# [Set exercise]
Locate all lines with the word "trade". Copy them.

# [Records provided]
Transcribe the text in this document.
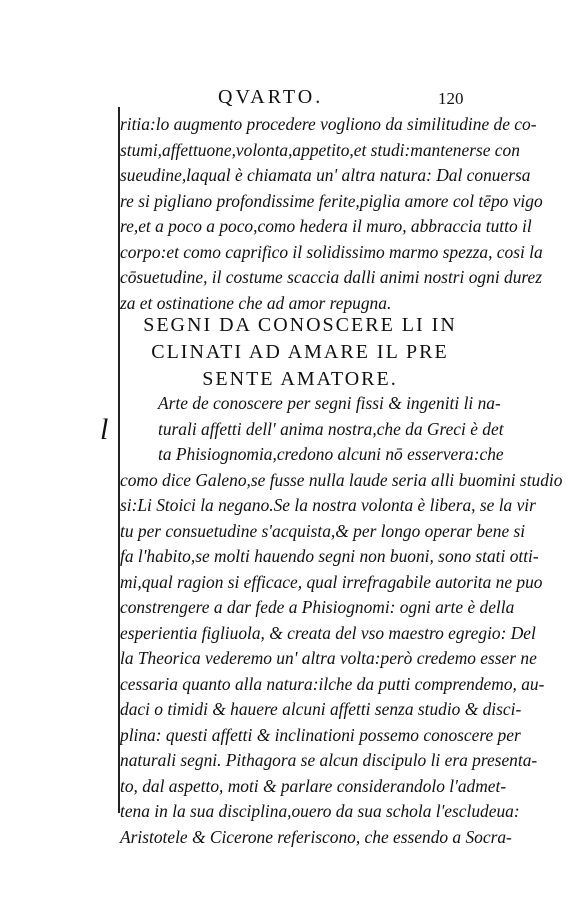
QVARTO.	120
ritia:lo augmento procedere vogliono da similitudine de co-
stumi,affettuone,volonta,appetito,et studi:mantenerse con
sueudine,laqual è chiamata un' altra natura: Dal conuersa
re si pigliano profondissime ferite,piglia amore col tēpo vigo
re,et a poco a poco,como hedera il muro, abbraccia tutto il
corpo:et como caprifico il solidissimo marmo spezza, cosi la
cōsuetudine, il costume scaccia dalli animi nostri ogni durez
za et ostinatione che ad amor repugna.
SEGNI DA CONOSCERE LI IN
CLINATI AD AMARE IL PRE
SENTE AMATORE.
l
Arte de conoscere per segni fissi & ingeniti li na-
turali affetti dell' anima nostra,che da Greci è det
ta Phisiognomia,credono alcuni nō esservera:che
como dice Galeno,se fusse nulla laude seria alli buomini studio
si:Li Stoici la negano.Se la nostra volonta è libera, se la vir
tu per consuetudine s'acquista,& per longo operar bene si
fa l'habito,se molti hauendo segni non buoni, sono stati otti-
mi,qual ragion si efficace, qual irrefragabile autorita ne puo
constrengere a dar fede a Phisiognomi: ogni arte è della
esperientia figliuola, & creata del vso maestro egregio: Del
la Theorica vederemo un' altra volta:però credemo esser ne
cessaria quanto alla natura:ilche da putti comprendemo, au-
daci o timidi & hauere alcuni affetti senza studio & disci-
plina: questi affetti & inclinationi possemo conoscere per
naturali segni. Pithagora se alcun discipulo li era presenta-
to, dal aspetto, moti & parlare considerandolo l'admet-
tena in la sua disciplina,ouero da sua schola l'escludeua:
Aristotele & Cicerone referiscono, che essendo a Socra-
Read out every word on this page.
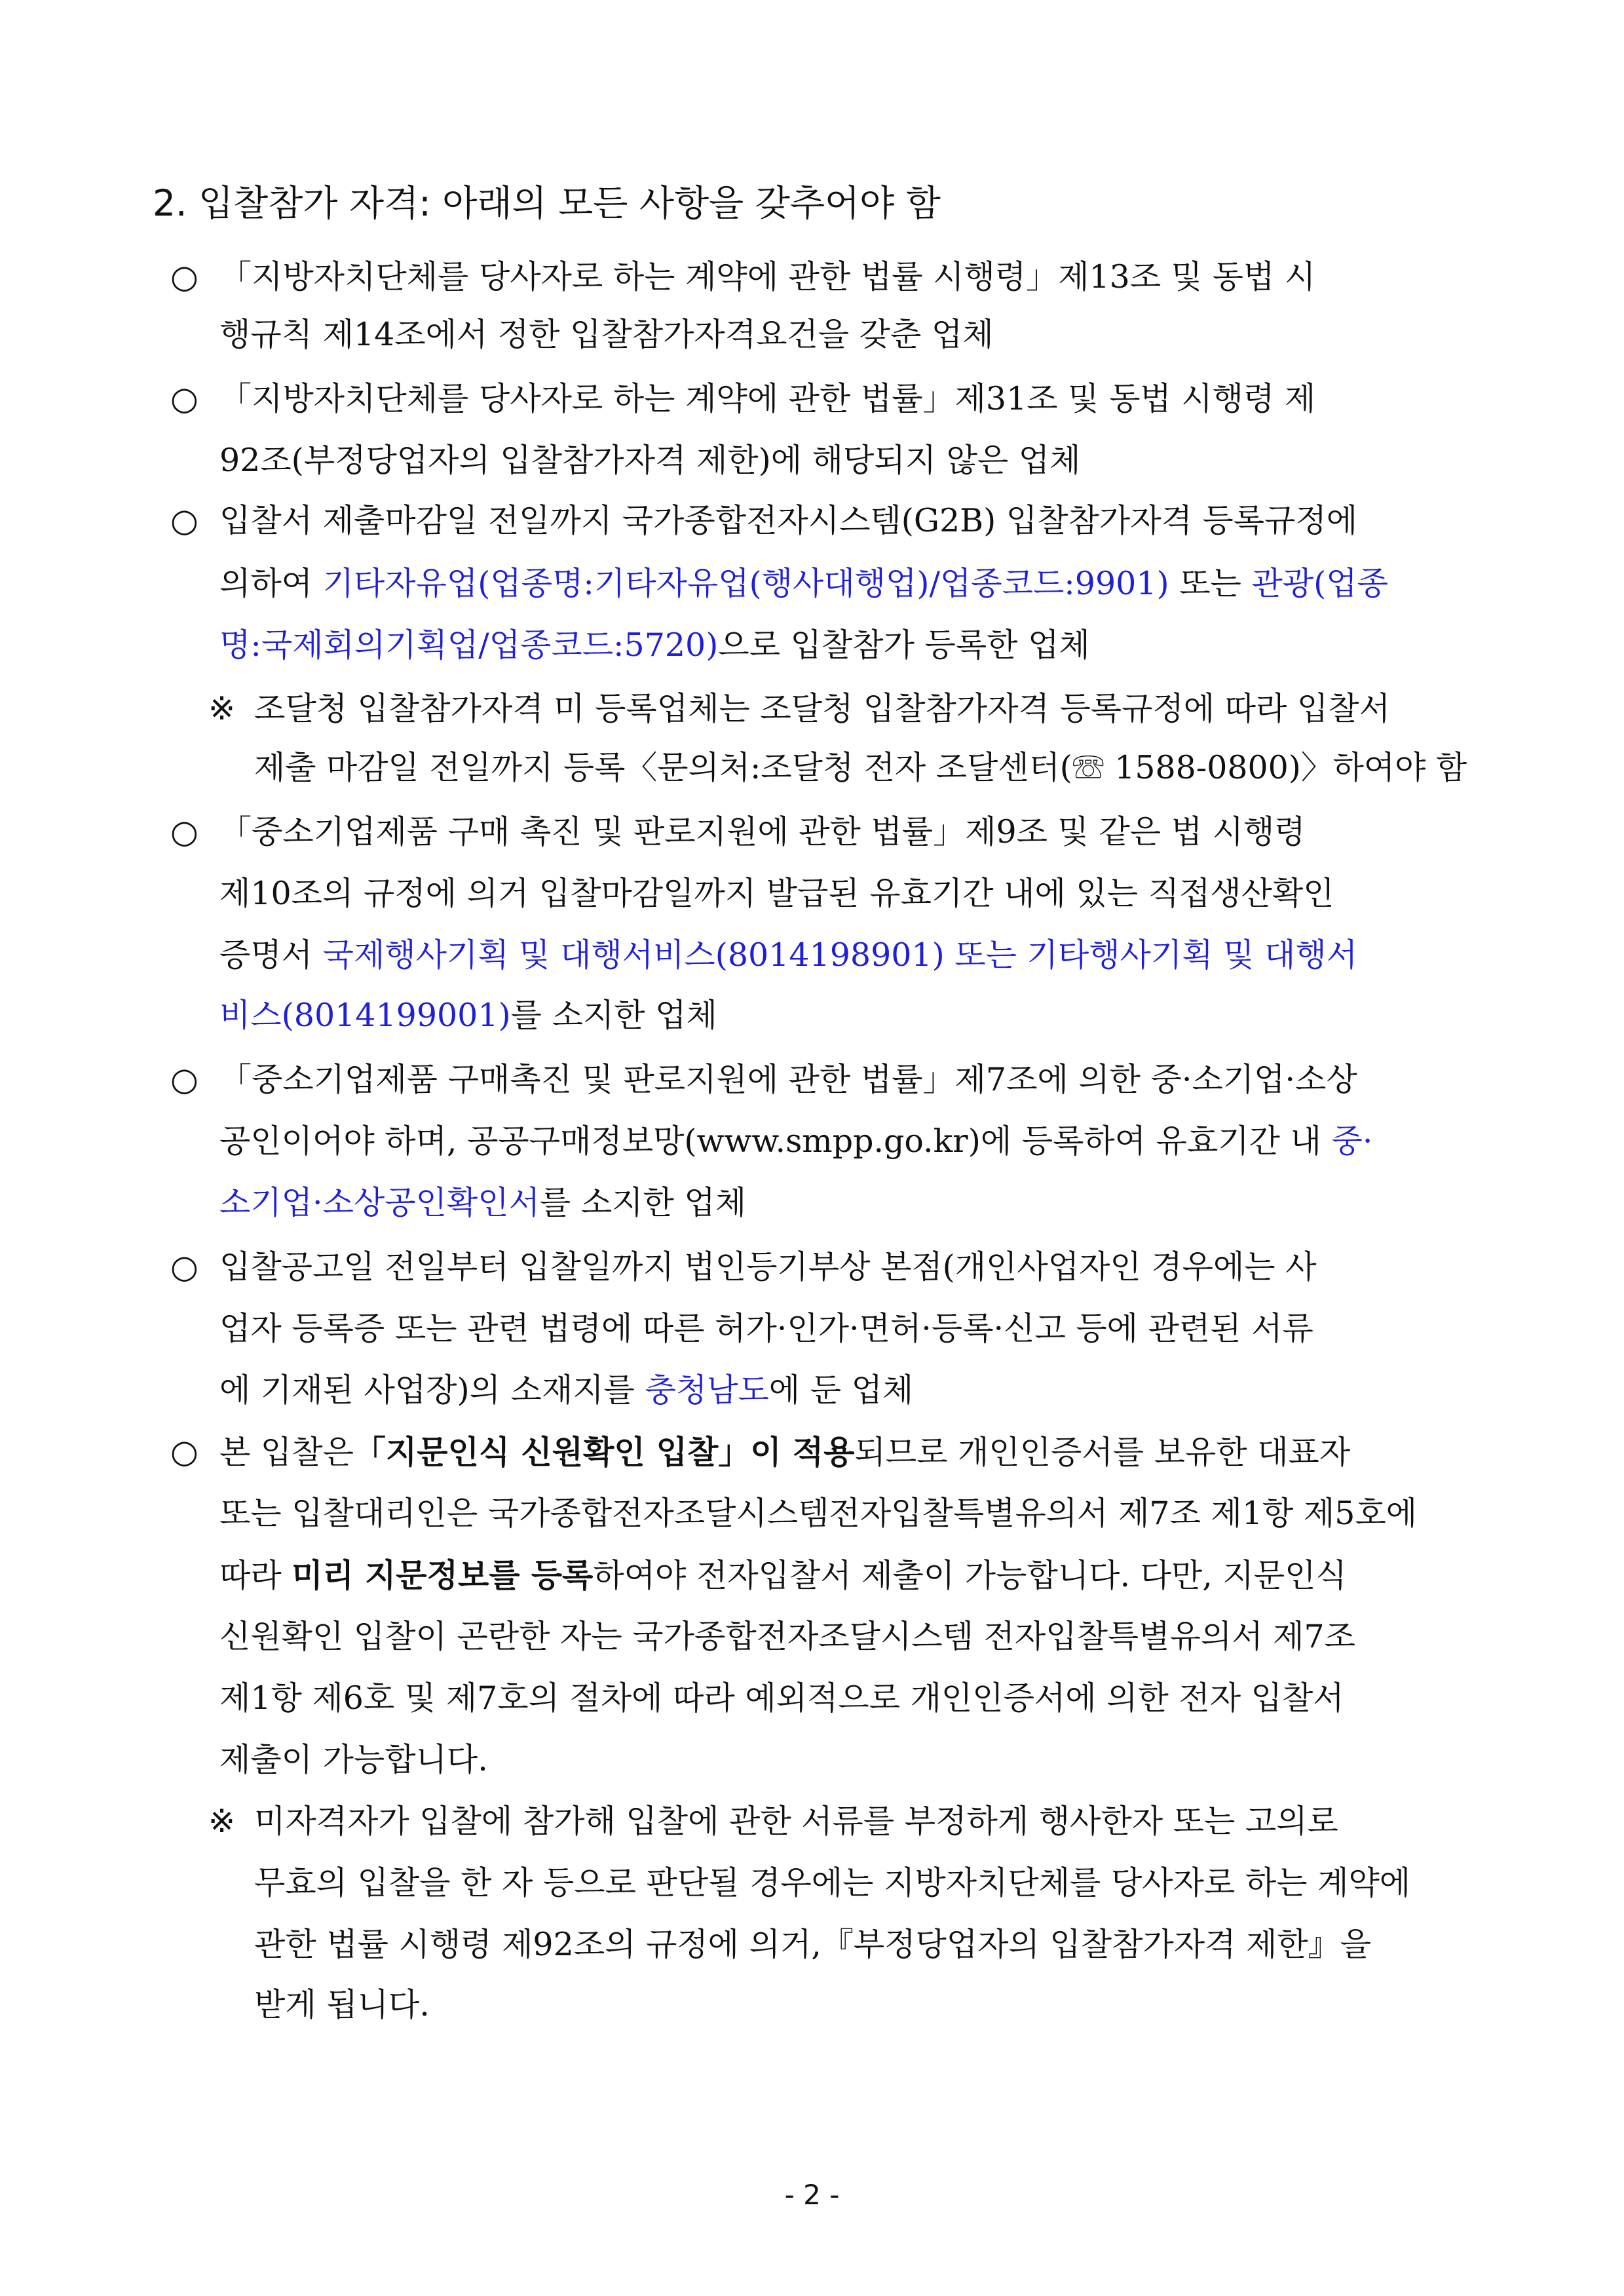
2. 입찰참가 자격: 아래의 모든 사항을 갖추어야 함
○ 「지방자치단체를 당사자로 하는 계약에 관한 법률 시행령」제13조 및 동법 시
행규칙 제14조에서 정한 입찰참가자격요건을 갖춘 업체
○ 「지방자치단체를 당사자로 하는 계약에 관한 법률」제31조 및 동법 시행령 제
92조(부정당업자의 입찰참가자격 제한)에 해당되지 않은 업체
○ 입찰서 제출마감일 전일까지 국가종합전자시스템(G2B) 입찰참가자격 등록규정에
의하여 기타자유업(업종명:기타자유업(행사대행업)/업종코드:9901) 또는 관광(업종
명:국제회의기획업/업종코드:5720)으로 입찰참가 등록한 업체
※ 조달청 입찰참가자격 미 등록업체는 조달청 입찰참가자격 등록규정에 따라 입찰서
제출 마감일 전일까지 등록〈문의처:조달청 전자 조달센터(☏ 1588-0800)〉하여야 함
○ 「중소기업제품 구매 촉진 및 판로지원에 관한 법률」제9조 및 같은 법 시행령
제10조의 규정에 의거 입찰마감일까지 발급된 유효기간 내에 있는 직접생산확인
증명서 국제행사기획 및 대행서비스(8014198901) 또는 기타행사기획 및 대행서
비스(8014199001)를 소지한 업체
○ 「중소기업제품 구매촉진 및 판로지원에 관한 법률」제7조에 의한 중·소기업·소상
공인이어야 하며, 공공구매정보망(www.smpp.go.kr)에 등록하여 유효기간 내 중·
소기업·소상공인확인서를 소지한 업체
○ 입찰공고일 전일부터 입찰일까지 법인등기부상 본점(개인사업자인 경우에는 사
업자 등록증 또는 관련 법령에 따른 허가·인가·면허·등록·신고 등에 관련된 서류
에 기재된 사업장)의 소재지를 충청남도에 둔 업체
○ 본 입찰은「지문인식 신원확인 입찰」이 적용되므로 개인인증서를 보유한 대표자
또는 입찰대리인은 국가종합전자조달시스템전자입찰특별유의서 제7조 제1항 제5호에
따라 미리 지문정보를 등록하여야 전자입찰서 제출이 가능합니다. 다만, 지문인식
신원확인 입찰이 곤란한 자는 국가종합전자조달시스템 전자입찰특별유의서 제7조
제1항 제6호 및 제7호의 절차에 따라 예외적으로 개인인증서에 의한 전자 입찰서
제출이 가능합니다.
※ 미자격자가 입찰에 참가해 입찰에 관한 서류를 부정하게 행사한자 또는 고의로
무효의 입찰을 한 자 등으로 판단될 경우에는 지방자치단체를 당사자로 하는 계약에
관한 법률 시행령 제92조의 규정에 의거,『부정당업자의 입찰참가자격 제한』을
받게 됩니다.
- 2 -
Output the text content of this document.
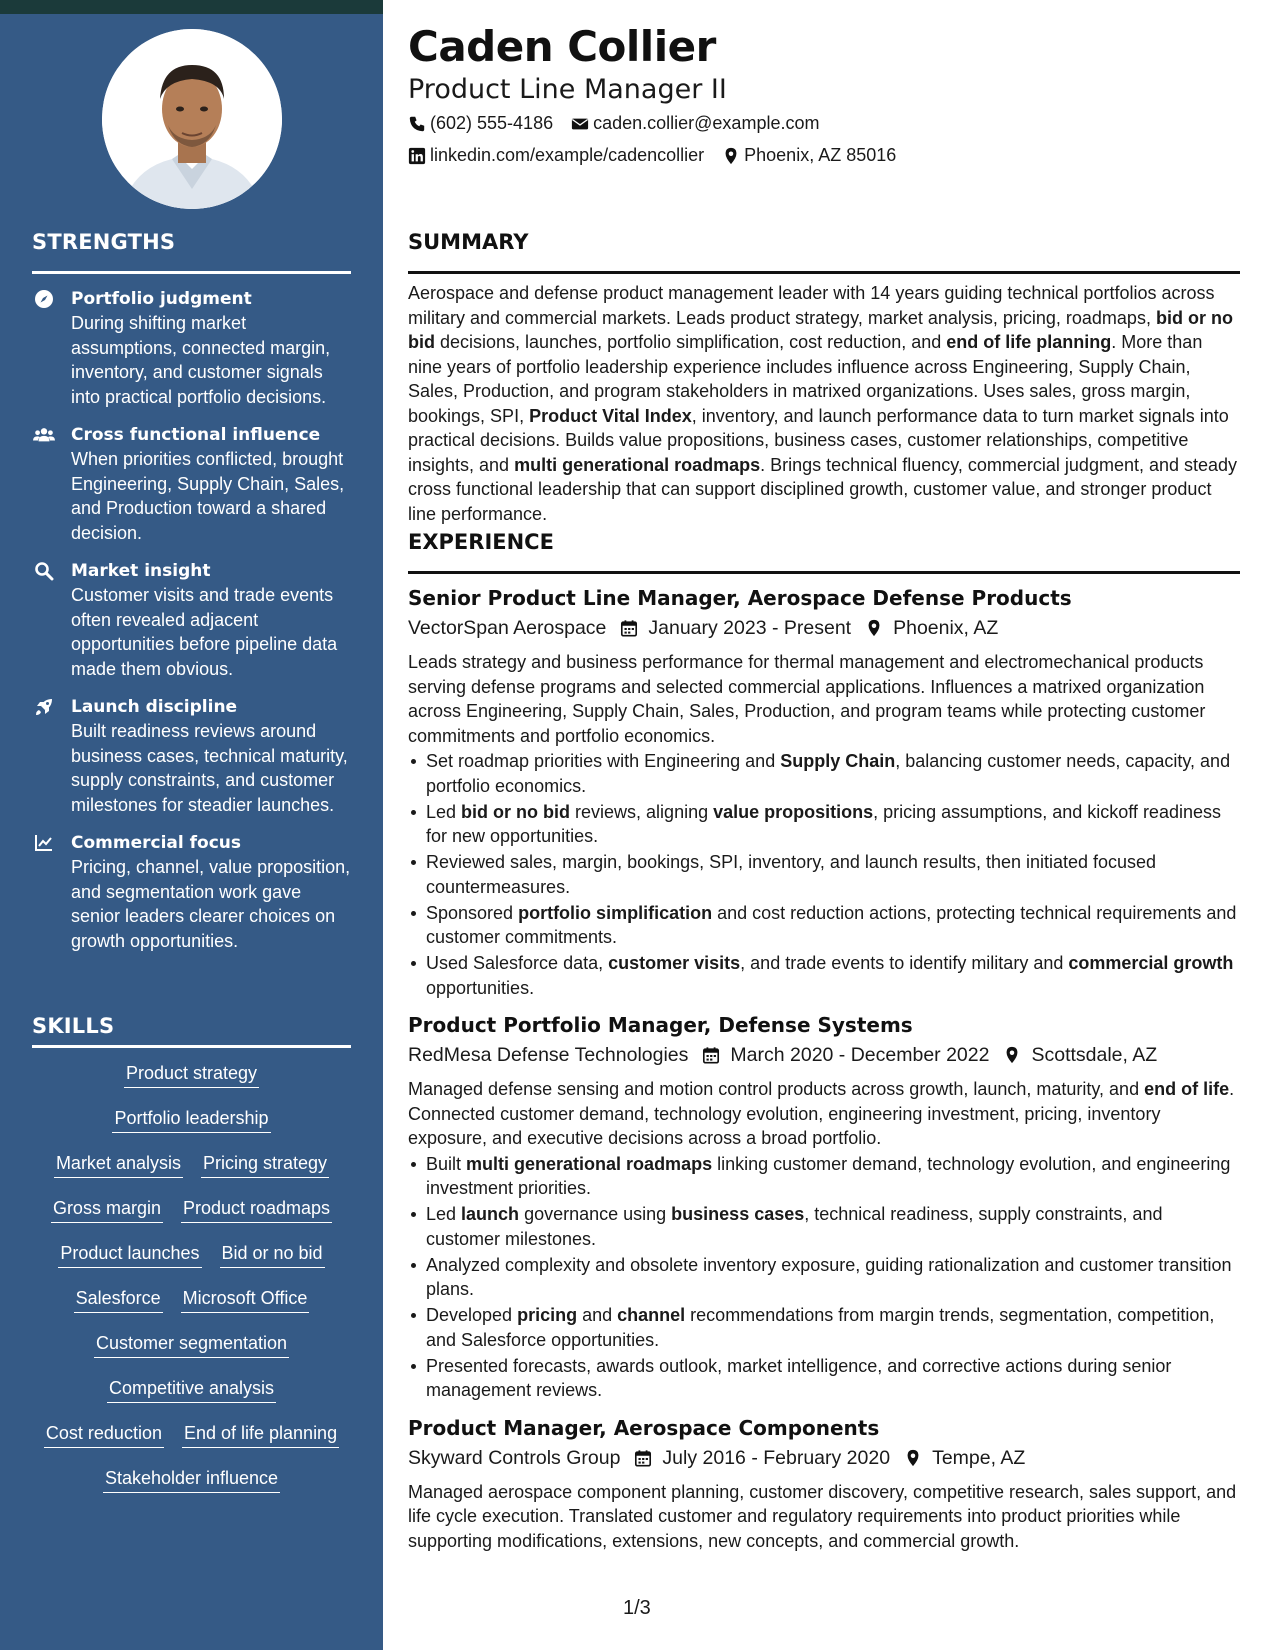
STRENGTHS
Portfolio judgment
During shifting market assumptions, connected margin, inventory, and customer signals into practical portfolio decisions.
Cross functional influence
When priorities conflicted, brought Engineering, Supply Chain, Sales, and Production toward a shared decision.
Market insight
Customer visits and trade events often revealed adjacent opportunities before pipeline data made them obvious.
Launch discipline
Built readiness reviews around business cases, technical maturity, supply constraints, and customer milestones for steadier launches.
Commercial focus
Pricing, channel, value proposition, and segmentation work gave senior leaders clearer choices on growth opportunities.
SKILLS
Product strategy
Portfolio leadership
Market analysis Pricing strategy
Gross margin Product roadmaps
Product launches Bid or no bid
Salesforce Microsoft Office
Customer segmentation
Competitive analysis
Cost reduction End of life planning
Stakeholder influence
Caden Collier
Product Line Manager II
(602) 555-4186 caden.collier@example.com
linkedin.com/example/cadencollier Phoenix, AZ 85016
SUMMARY
Aerospace and defense product management leader with 14 years guiding technical portfolios across military and commercial markets. Leads product strategy, market analysis, pricing, roadmaps, bid or no bid decisions, launches, portfolio simplification, cost reduction, and end of life planning. More than nine years of portfolio leadership experience includes influence across Engineering, Supply Chain, Sales, Production, and program stakeholders in matrixed organizations. Uses sales, gross margin, bookings, SPI, Product Vital Index, inventory, and launch performance data to turn market signals into practical decisions. Builds value propositions, business cases, customer relationships, competitive insights, and multi generational roadmaps. Brings technical fluency, commercial judgment, and steady cross functional leadership that can support disciplined growth, customer value, and stronger product line performance.
EXPERIENCE
Senior Product Line Manager, Aerospace Defense Products
VectorSpan Aerospace January 2023 - Present Phoenix, AZ
Leads strategy and business performance for thermal management and electromechanical products serving defense programs and selected commercial applications. Influences a matrixed organization across Engineering, Supply Chain, Sales, Production, and program teams while protecting customer commitments and portfolio economics.
Set roadmap priorities with Engineering and Supply Chain, balancing customer needs, capacity, and portfolio economics.
Led bid or no bid reviews, aligning value propositions, pricing assumptions, and kickoff readiness for new opportunities.
Reviewed sales, margin, bookings, SPI, inventory, and launch results, then initiated focused countermeasures.
Sponsored portfolio simplification and cost reduction actions, protecting technical requirements and customer commitments.
Used Salesforce data, customer visits, and trade events to identify military and commercial growth opportunities.
Product Portfolio Manager, Defense Systems
RedMesa Defense Technologies March 2020 - December 2022 Scottsdale, AZ
Managed defense sensing and motion control products across growth, launch, maturity, and end of life. Connected customer demand, technology evolution, engineering investment, pricing, inventory exposure, and executive decisions across a broad portfolio.
Built multi generational roadmaps linking customer demand, technology evolution, and engineering investment priorities.
Led launch governance using business cases, technical readiness, supply constraints, and customer milestones.
Analyzed complexity and obsolete inventory exposure, guiding rationalization and customer transition plans.
Developed pricing and channel recommendations from margin trends, segmentation, competition, and Salesforce opportunities.
Presented forecasts, awards outlook, market intelligence, and corrective actions during senior management reviews.
Product Manager, Aerospace Components
Skyward Controls Group July 2016 - February 2020 Tempe, AZ
Managed aerospace component planning, customer discovery, competitive research, sales support, and life cycle execution. Translated customer and regulatory requirements into product priorities while supporting modifications, extensions, new concepts, and commercial growth.
1/3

# [Task answer]
Customer visits and trade events often revealed adjacent opportunities before pipeline data made them obvious.
Used Salesforce data, customer visits, and trade events to identify military and commercial growth opportunities.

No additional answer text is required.